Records
---+---

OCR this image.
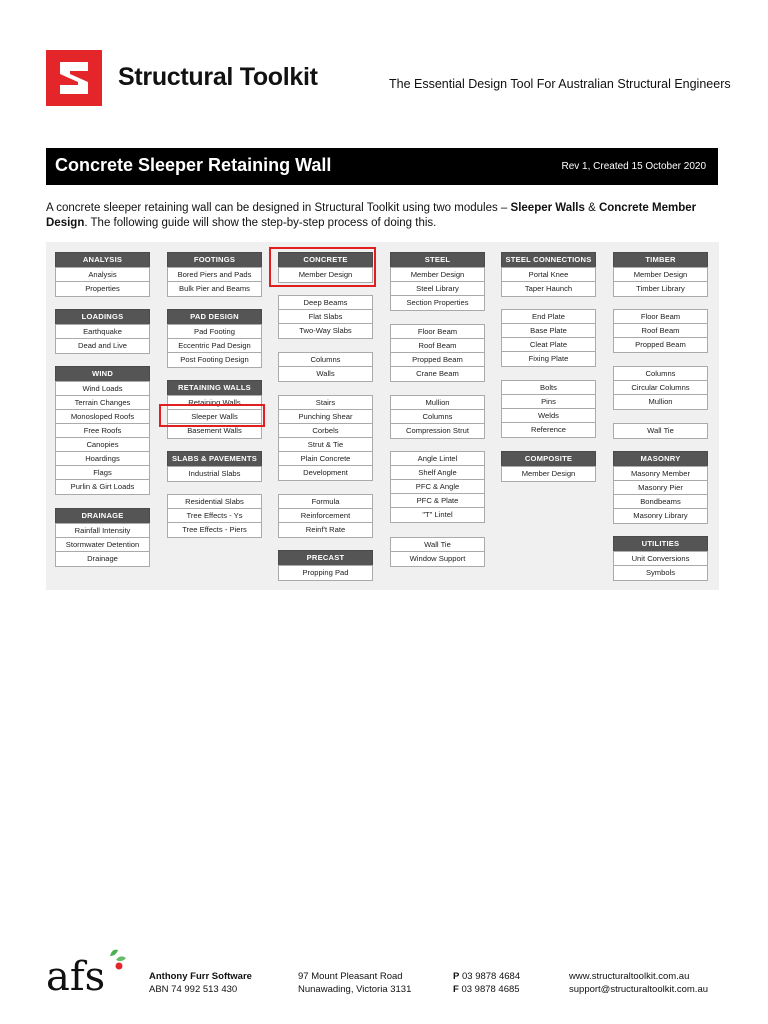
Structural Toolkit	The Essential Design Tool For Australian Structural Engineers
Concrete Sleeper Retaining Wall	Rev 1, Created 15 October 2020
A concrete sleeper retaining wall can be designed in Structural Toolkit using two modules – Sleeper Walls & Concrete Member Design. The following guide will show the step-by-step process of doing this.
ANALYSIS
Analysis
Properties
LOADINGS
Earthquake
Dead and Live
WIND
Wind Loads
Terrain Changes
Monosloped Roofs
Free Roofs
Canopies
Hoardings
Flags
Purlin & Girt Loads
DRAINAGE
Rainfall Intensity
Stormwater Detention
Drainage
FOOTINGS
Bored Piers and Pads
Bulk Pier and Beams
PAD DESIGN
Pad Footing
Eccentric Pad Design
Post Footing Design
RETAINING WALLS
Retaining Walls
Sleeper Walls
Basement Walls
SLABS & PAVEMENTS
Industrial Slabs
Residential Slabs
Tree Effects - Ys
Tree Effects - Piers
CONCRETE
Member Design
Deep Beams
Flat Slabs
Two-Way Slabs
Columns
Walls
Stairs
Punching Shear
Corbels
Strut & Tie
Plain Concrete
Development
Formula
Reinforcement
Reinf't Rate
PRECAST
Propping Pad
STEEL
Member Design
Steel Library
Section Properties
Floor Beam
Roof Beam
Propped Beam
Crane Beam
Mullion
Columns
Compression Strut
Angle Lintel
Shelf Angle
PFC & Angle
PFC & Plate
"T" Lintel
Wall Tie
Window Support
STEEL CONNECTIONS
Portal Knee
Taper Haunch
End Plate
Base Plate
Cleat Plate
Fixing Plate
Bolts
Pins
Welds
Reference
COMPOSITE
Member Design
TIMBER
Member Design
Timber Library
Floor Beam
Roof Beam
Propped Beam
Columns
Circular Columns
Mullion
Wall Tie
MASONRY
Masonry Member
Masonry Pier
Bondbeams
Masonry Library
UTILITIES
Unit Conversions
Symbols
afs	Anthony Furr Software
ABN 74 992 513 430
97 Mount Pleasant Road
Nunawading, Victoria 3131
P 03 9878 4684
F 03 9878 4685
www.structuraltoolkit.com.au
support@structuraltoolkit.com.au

---+---

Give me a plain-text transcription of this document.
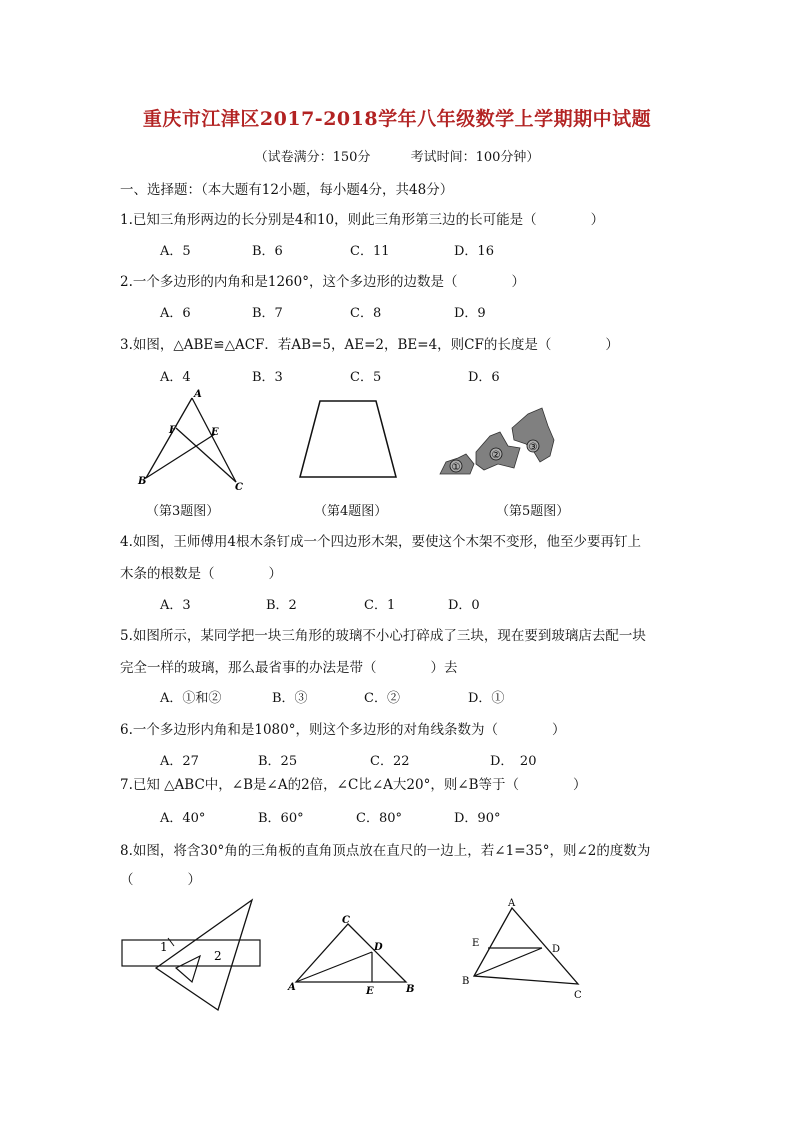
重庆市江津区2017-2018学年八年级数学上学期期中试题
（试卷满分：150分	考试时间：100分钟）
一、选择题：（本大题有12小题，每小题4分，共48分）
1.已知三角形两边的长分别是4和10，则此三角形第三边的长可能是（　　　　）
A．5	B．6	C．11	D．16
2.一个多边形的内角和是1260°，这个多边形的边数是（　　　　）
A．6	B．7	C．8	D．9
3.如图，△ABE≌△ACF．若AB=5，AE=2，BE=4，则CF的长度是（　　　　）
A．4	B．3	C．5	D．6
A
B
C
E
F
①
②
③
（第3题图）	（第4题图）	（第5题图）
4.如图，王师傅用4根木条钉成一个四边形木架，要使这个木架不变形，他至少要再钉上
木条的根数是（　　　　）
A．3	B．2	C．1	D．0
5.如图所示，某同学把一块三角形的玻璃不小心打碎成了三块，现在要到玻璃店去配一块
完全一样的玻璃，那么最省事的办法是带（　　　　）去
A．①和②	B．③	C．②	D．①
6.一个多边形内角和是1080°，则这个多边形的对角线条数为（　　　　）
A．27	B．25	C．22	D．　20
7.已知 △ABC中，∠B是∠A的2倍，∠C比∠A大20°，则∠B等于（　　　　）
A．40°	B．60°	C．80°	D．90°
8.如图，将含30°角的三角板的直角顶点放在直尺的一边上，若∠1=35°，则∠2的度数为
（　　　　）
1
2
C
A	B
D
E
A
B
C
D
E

---+---

_The request_:
Look through the material and say how many lines hold "Plate". Give the number only.

_Result_:
5